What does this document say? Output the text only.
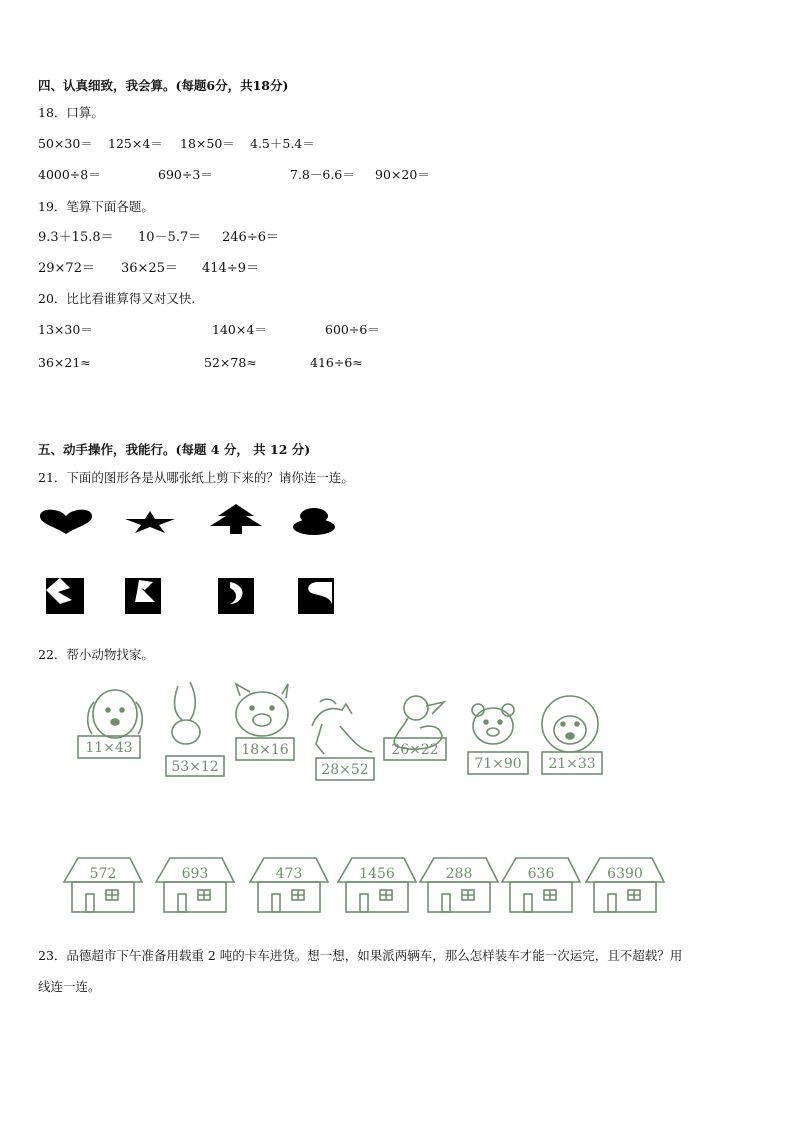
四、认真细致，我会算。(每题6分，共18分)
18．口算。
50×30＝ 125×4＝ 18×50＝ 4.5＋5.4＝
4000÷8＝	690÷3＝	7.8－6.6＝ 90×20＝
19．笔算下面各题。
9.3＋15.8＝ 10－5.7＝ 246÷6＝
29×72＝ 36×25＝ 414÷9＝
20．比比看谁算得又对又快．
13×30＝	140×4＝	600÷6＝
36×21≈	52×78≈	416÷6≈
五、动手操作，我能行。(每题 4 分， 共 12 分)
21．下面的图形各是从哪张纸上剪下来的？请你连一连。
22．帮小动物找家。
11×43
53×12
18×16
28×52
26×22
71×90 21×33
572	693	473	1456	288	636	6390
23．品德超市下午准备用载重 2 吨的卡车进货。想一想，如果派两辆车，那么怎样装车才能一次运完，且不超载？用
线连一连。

_ _ _ _ _ _ _

GIVEN TASK: Make an exact copy of the records shown above, without the pictures.

COMPLETE ANSWER:
What does this document say? Output the text only.
四、认真细致，我会算。(每题6分，共18分)
18．口算。
50×30＝ 125×4＝ 18×50＝ 4.5＋5.4＝
4000÷8＝	690÷3＝	7.8－6.6＝ 90×20＝
19．笔算下面各题。
9.3＋15.8＝ 10－5.7＝ 246÷6＝
29×72＝ 36×25＝ 414÷9＝
20．比比看谁算得又对又快．
13×30＝	140×4＝	600÷6＝
36×21≈	52×78≈	416÷6≈
五、动手操作，我能行。(每题 4 分， 共 12 分)
21．下面的图形各是从哪张纸上剪下来的？请你连一连。
22．帮小动物找家。
11×43
53×12
18×16
28×52
26×22
71×90 21×33
572	693	473	1456	288	636	6390
23．品德超市下午准备用载重 2 吨的卡车进货。想一想，如果派两辆车，那么怎样装车才能一次运完，且不超载？用
线连一连。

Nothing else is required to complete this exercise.